▶ 問題
- a) 下の公演の記事によると、芸術団は日本各地のいくつの都市で、何回の公演を行う予定ですか。
- b) 下の公演の記事にある「神奈川でもすでにチケットの98%が売れた。」という文を英語に訳してください。
- c) 次の(i)〜(iii)が下の公演の記事の内容と合っているかどうか、それぞれ「はい」か「いいえ」で答え、判断の根拠となる記事の語句をそのまま引用してください。
(i) 芸術団は28日に訪日する。
(ii) 東京の実行委員は約100人である。
(iii) 公演の主催は青商会を中心とした若手在日コリアンたちである。

▶ 読解文
- - - - -
「平和のメッセージに英知と勇気で応えよう」

間近に迫ったピョンヤン学生少年芸術団の日本公演


 ピョンヤン学生少年芸術団の日本公演開始まで残りわずか。28日の訪日以降、芸術団は30日から来月22日まで、日本各地13都市で23回の公演を行う予定だ。主催は在日本朝鮮青年商工会(以下、青商会)を中心とした若手在日コリアンたち。未来を担う在日の子供たちに民族の誇りを与え、朝鮮と日本の友好関係を深めるため、厳しい情勢下でも公演実現に向けて奮闘している。

同胞の声

 東京では約50人の実行委員らが、連日、若い世代の同胞や日本人に公演をアピール。神奈川でもすでにチケットの98%が売れた。北海道など地方都市でも、チケットの予約が後を絶たない。青商会の熱心な活動ぶりに、各地同胞、朝青員らの間でも、日増しにピョンヤン学生少年芸術団の公演に対する関心は高まっている。
- - - - -
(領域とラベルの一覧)
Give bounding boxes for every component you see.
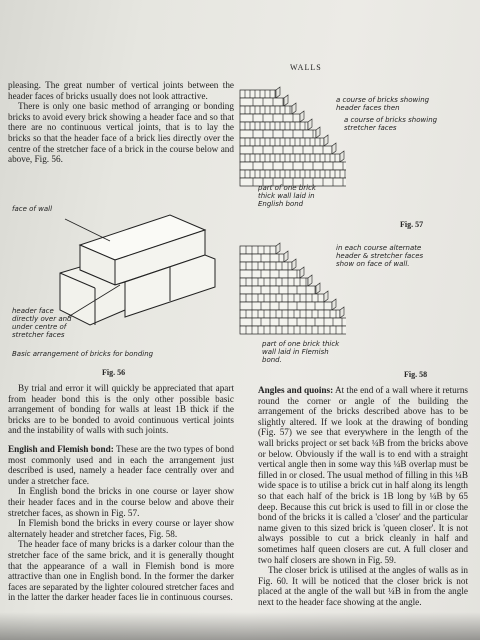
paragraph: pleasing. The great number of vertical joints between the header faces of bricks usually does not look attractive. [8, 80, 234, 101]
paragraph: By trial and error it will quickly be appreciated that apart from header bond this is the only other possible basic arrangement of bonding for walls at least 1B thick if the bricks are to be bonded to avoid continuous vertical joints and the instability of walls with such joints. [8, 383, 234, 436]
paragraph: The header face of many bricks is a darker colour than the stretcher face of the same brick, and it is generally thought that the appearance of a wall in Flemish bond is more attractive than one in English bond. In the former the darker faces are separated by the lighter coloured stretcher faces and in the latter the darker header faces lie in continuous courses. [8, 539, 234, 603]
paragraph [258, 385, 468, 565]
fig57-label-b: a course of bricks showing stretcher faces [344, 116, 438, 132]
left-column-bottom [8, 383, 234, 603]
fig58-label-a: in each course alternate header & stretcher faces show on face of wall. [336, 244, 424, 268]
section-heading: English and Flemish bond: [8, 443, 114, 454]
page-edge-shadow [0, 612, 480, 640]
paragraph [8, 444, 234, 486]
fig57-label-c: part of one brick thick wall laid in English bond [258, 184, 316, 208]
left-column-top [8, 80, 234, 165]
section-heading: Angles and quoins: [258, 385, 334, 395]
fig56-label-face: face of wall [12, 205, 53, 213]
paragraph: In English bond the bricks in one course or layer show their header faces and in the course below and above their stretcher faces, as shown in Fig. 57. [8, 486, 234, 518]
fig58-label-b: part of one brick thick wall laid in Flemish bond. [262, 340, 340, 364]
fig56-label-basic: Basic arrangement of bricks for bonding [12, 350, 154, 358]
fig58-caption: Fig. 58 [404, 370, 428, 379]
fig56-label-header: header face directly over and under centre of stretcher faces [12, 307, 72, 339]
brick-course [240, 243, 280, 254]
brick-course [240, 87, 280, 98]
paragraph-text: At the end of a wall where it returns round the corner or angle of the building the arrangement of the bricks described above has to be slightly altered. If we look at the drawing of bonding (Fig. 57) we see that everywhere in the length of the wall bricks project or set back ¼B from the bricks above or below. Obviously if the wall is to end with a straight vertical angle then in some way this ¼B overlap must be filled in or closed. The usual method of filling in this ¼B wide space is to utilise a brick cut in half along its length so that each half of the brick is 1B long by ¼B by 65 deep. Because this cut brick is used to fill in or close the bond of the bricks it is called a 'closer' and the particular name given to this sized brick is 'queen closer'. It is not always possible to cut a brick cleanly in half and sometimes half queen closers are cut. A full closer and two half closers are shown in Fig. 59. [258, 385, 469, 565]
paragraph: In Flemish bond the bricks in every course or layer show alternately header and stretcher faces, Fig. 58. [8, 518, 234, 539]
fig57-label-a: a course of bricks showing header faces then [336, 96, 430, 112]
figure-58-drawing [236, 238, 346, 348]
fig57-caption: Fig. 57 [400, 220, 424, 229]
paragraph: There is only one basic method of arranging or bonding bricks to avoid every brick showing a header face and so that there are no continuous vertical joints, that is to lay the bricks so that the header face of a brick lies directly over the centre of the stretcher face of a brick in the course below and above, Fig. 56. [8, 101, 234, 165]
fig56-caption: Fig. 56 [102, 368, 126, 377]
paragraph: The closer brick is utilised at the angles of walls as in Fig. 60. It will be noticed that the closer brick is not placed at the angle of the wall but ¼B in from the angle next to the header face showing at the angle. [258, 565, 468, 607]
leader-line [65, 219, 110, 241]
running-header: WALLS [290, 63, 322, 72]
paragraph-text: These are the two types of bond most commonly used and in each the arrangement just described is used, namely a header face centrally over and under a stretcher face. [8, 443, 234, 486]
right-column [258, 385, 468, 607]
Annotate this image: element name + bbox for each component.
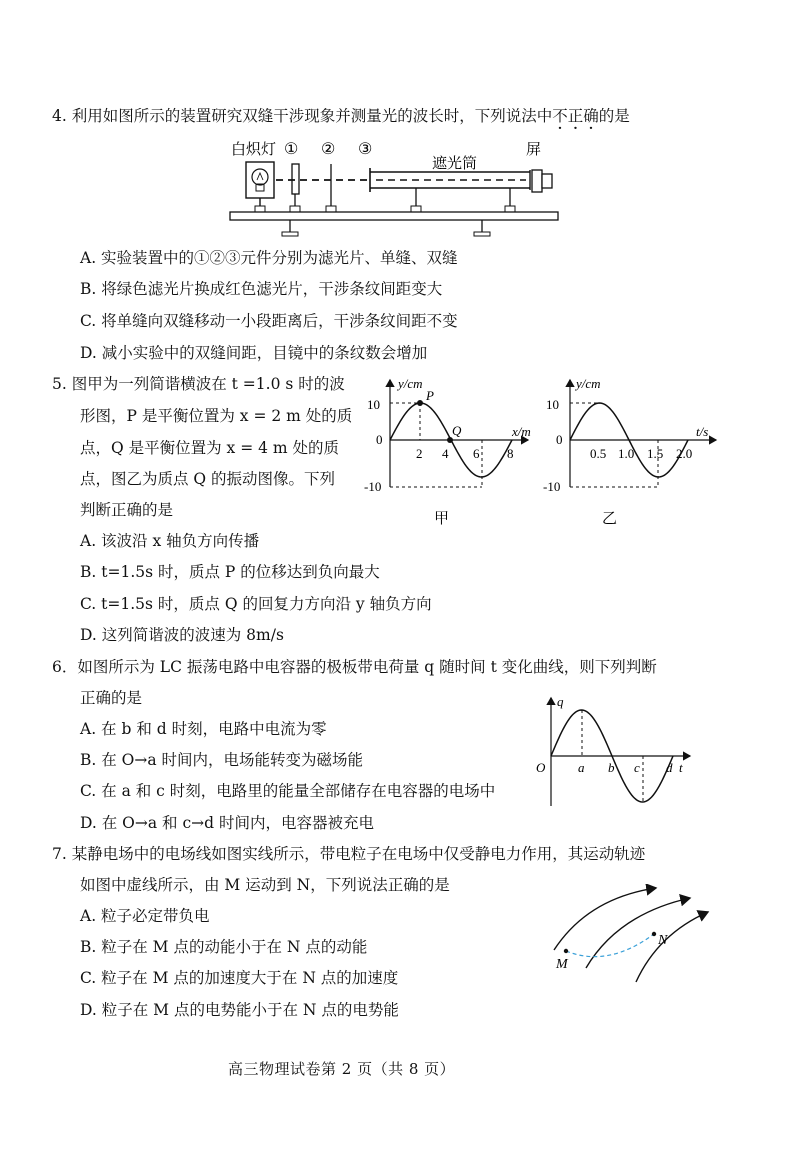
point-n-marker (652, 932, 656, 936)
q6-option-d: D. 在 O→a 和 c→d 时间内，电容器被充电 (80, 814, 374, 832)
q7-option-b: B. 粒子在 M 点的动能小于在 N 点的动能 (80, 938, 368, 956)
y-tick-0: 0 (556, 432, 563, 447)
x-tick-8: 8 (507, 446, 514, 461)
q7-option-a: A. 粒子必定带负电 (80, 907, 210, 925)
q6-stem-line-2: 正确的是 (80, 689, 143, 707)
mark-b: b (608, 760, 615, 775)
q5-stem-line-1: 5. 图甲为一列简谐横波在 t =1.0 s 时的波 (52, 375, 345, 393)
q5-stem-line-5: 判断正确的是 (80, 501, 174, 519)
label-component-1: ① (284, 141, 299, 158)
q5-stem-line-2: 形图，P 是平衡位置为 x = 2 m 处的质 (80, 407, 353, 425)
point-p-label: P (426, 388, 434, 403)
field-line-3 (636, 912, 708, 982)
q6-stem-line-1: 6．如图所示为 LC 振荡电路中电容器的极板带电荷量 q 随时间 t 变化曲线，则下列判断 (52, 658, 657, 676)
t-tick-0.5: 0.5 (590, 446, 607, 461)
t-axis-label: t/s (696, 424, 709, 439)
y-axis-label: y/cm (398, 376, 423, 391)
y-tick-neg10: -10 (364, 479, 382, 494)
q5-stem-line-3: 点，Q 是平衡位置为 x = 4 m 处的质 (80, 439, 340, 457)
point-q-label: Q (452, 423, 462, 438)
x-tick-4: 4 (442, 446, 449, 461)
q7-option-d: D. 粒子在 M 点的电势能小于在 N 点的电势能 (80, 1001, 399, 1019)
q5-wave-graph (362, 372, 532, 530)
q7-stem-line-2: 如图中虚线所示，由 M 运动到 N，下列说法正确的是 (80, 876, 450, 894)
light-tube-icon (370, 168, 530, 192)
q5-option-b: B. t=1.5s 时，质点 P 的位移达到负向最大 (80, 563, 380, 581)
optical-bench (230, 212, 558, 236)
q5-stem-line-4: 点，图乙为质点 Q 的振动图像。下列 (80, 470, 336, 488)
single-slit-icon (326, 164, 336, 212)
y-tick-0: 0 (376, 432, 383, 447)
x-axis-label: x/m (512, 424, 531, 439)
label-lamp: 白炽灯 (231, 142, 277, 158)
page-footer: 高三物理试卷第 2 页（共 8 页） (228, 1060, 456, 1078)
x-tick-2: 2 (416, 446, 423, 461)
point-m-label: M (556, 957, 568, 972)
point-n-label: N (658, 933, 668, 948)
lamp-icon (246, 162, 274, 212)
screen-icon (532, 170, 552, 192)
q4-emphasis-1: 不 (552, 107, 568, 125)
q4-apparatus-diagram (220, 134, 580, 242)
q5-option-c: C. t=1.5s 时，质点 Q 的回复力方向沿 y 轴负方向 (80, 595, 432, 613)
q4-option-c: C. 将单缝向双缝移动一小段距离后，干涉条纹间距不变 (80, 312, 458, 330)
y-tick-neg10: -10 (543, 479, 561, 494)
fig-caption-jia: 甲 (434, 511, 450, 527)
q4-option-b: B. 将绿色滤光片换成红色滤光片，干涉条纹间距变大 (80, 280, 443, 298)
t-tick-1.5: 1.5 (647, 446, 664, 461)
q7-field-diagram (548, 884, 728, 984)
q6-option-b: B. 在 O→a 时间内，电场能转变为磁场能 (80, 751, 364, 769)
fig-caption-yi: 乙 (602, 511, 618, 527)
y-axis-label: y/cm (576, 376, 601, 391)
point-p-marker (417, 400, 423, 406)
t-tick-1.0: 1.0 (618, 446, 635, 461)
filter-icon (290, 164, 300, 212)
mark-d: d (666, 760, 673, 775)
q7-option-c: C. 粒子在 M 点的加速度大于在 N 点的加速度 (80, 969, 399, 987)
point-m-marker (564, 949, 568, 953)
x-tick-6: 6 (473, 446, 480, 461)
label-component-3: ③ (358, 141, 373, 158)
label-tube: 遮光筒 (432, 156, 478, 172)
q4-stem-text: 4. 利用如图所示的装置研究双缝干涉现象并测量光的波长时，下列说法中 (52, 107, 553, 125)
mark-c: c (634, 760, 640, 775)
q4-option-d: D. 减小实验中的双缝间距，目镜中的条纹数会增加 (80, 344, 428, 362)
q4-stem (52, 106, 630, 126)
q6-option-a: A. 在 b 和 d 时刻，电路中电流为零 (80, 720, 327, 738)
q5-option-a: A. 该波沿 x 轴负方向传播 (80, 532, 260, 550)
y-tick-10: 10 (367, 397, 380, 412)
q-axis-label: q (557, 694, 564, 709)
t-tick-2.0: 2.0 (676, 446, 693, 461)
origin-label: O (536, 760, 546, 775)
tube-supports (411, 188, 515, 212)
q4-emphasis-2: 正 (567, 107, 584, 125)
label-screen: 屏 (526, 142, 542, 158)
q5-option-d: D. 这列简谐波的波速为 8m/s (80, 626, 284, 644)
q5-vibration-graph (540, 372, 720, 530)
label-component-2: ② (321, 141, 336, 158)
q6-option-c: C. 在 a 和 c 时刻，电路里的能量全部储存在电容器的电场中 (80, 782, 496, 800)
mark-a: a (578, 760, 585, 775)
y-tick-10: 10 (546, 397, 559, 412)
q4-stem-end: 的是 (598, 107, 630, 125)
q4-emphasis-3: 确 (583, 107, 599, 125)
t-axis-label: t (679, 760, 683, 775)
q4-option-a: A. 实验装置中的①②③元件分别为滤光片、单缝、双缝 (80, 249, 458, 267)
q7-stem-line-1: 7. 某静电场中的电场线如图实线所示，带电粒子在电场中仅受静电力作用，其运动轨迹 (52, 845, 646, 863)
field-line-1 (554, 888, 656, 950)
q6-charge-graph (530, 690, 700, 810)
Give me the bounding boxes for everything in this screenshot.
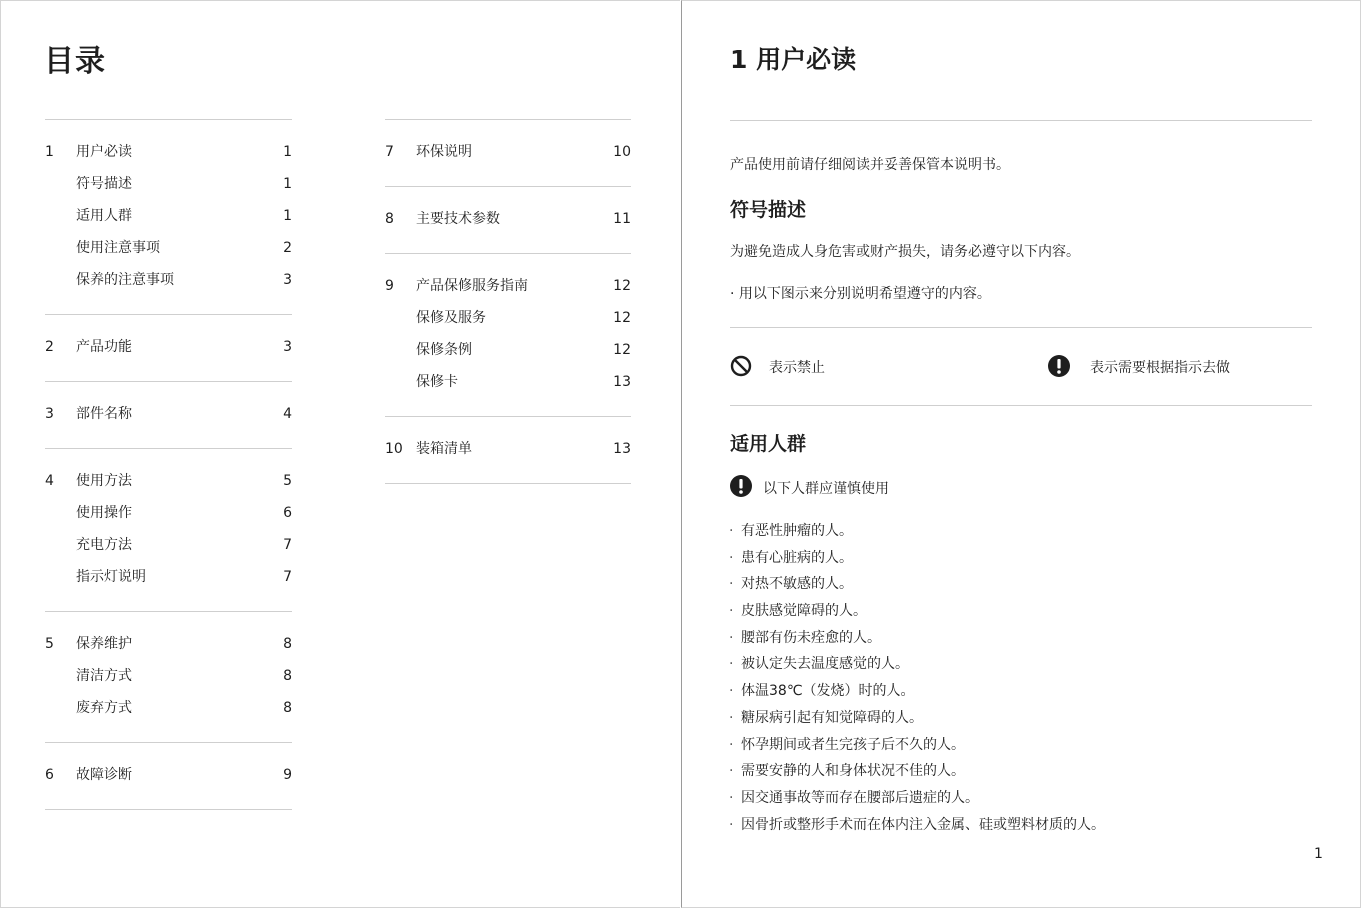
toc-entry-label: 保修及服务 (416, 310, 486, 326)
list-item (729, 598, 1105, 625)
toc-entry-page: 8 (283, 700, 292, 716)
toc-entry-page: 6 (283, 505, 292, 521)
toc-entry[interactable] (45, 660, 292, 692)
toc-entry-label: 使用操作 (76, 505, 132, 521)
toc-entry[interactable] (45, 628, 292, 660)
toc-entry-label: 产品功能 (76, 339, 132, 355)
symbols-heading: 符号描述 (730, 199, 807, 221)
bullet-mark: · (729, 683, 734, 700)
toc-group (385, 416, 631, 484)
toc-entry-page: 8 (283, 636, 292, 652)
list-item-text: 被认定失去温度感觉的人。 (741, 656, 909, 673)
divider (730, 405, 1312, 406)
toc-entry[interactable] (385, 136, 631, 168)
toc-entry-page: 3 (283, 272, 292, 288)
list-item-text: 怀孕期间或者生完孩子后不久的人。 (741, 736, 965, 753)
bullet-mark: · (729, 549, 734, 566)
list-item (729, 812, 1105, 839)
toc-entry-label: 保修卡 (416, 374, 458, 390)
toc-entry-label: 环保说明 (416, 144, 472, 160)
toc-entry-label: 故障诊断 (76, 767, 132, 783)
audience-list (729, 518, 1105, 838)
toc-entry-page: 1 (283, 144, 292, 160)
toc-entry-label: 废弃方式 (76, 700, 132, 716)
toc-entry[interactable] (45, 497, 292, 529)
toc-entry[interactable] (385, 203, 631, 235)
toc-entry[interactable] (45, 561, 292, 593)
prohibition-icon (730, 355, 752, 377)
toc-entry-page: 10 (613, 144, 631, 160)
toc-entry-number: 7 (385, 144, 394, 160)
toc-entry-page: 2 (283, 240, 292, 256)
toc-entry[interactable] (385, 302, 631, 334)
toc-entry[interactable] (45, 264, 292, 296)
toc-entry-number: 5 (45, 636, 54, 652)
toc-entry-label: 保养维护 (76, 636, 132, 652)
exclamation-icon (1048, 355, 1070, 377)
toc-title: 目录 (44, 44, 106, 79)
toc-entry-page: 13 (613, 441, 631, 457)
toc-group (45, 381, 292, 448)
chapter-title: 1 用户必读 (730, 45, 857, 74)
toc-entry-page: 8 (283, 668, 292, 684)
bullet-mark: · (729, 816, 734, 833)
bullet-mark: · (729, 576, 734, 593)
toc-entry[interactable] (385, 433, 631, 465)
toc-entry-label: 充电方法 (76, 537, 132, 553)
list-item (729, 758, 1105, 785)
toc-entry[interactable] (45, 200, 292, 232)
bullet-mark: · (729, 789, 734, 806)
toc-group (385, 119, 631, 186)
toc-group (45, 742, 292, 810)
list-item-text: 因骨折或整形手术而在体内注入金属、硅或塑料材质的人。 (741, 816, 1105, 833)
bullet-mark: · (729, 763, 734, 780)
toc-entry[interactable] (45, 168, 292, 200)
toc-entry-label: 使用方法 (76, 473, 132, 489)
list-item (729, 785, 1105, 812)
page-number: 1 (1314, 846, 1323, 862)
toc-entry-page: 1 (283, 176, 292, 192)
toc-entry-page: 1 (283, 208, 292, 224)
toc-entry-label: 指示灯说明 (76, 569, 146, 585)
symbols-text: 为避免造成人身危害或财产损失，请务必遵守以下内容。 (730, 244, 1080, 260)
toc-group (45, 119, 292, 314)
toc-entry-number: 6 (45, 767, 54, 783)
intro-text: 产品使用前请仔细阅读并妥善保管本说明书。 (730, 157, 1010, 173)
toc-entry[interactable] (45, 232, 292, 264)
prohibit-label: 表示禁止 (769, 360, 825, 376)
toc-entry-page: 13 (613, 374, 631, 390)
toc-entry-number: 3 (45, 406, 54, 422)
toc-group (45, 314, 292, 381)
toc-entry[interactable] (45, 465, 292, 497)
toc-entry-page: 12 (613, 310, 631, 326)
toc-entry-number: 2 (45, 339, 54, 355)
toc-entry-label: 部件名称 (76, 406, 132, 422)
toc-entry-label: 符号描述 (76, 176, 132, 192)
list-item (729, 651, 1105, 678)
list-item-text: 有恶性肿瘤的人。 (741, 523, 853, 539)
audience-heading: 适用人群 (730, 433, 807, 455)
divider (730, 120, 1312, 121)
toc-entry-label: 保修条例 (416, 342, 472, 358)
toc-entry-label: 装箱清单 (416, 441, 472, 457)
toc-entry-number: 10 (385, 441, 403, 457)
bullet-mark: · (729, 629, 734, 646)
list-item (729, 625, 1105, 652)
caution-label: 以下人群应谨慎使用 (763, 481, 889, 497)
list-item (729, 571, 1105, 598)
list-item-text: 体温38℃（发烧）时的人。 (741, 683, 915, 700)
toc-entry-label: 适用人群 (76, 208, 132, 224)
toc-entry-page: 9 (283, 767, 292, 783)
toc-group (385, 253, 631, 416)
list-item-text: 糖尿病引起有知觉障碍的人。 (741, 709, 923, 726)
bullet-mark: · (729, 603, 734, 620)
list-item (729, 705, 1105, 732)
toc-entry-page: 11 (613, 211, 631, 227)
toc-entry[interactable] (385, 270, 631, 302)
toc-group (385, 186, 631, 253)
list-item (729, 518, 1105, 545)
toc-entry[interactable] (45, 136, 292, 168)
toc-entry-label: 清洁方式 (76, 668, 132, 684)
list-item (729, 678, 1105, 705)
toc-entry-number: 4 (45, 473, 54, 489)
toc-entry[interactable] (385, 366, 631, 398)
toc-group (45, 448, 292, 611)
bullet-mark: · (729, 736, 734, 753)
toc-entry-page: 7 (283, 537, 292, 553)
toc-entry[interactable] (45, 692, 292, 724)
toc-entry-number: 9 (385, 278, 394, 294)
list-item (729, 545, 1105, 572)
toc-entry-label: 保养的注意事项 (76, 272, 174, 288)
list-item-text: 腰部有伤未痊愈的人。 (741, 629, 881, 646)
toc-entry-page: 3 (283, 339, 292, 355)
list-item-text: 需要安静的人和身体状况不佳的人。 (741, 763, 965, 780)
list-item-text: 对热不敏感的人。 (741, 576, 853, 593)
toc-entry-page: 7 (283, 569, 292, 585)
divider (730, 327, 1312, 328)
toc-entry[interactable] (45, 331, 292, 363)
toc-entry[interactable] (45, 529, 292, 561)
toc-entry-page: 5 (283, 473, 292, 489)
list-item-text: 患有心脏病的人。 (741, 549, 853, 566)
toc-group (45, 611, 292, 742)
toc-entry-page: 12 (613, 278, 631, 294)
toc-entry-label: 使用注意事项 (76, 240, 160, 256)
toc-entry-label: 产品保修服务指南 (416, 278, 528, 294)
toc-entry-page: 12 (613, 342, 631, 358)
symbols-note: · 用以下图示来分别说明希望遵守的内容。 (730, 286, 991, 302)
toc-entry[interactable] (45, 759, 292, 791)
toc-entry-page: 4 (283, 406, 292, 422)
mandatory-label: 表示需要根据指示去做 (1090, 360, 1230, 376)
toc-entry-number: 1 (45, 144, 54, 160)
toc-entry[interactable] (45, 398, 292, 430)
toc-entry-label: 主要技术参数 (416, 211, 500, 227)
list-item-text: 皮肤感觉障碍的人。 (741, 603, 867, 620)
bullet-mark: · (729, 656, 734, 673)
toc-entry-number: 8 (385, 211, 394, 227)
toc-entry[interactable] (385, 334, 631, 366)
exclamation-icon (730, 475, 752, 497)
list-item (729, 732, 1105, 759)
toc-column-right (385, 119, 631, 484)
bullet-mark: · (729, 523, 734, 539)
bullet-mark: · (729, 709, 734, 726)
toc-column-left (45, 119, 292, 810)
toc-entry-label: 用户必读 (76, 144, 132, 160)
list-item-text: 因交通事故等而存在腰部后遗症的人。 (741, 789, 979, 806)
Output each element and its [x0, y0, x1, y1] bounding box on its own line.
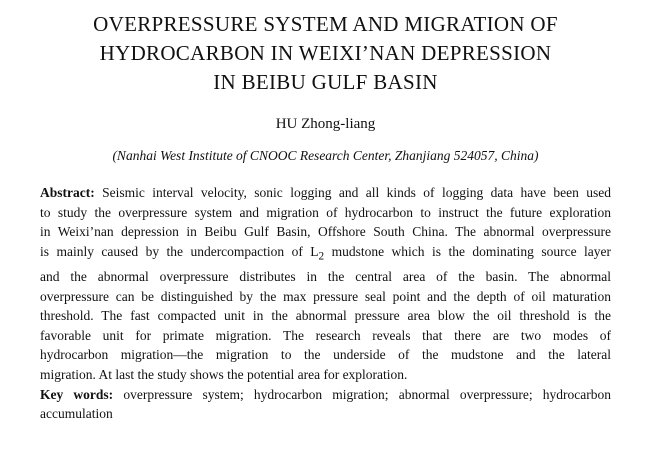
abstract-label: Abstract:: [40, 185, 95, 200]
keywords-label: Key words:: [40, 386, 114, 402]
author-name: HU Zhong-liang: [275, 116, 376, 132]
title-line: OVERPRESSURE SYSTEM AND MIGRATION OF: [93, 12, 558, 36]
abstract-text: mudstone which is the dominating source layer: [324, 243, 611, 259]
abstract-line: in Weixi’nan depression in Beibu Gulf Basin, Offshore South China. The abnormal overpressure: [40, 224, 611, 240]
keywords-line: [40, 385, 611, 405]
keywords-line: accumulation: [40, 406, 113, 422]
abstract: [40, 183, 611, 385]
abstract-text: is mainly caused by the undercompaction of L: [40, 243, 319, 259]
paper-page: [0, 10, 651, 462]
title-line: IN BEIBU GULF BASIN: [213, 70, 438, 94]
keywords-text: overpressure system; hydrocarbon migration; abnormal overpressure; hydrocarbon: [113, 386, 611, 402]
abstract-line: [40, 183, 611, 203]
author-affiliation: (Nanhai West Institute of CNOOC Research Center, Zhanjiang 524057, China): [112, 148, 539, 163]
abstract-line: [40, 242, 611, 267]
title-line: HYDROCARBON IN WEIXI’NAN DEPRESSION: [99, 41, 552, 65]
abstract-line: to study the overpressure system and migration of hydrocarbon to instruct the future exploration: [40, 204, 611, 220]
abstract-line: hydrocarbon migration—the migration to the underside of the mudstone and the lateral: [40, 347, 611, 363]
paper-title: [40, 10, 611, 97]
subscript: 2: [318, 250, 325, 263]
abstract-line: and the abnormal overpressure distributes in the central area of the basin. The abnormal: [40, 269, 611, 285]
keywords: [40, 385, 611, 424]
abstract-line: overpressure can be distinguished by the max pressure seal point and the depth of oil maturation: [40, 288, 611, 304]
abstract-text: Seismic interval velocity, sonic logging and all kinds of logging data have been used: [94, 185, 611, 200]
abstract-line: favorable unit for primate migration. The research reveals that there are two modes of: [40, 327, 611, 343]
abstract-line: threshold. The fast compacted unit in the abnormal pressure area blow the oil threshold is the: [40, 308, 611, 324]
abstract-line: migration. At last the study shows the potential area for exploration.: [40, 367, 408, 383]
- - - - -
▶ 各問の解答
- a) 13都市で23回の公演を行う予定です。

- b) In Kanagawa as well, 98% of the tickets have already been sold.

- c)
(i) はい。「28日の訪日以降」
(ii) いいえ。「東京では約50人の実行委員らが」
(iii) はい。「主催は在日本朝鮮青年商工会(以下、青商会)を中心とした若手在日コリアンたち」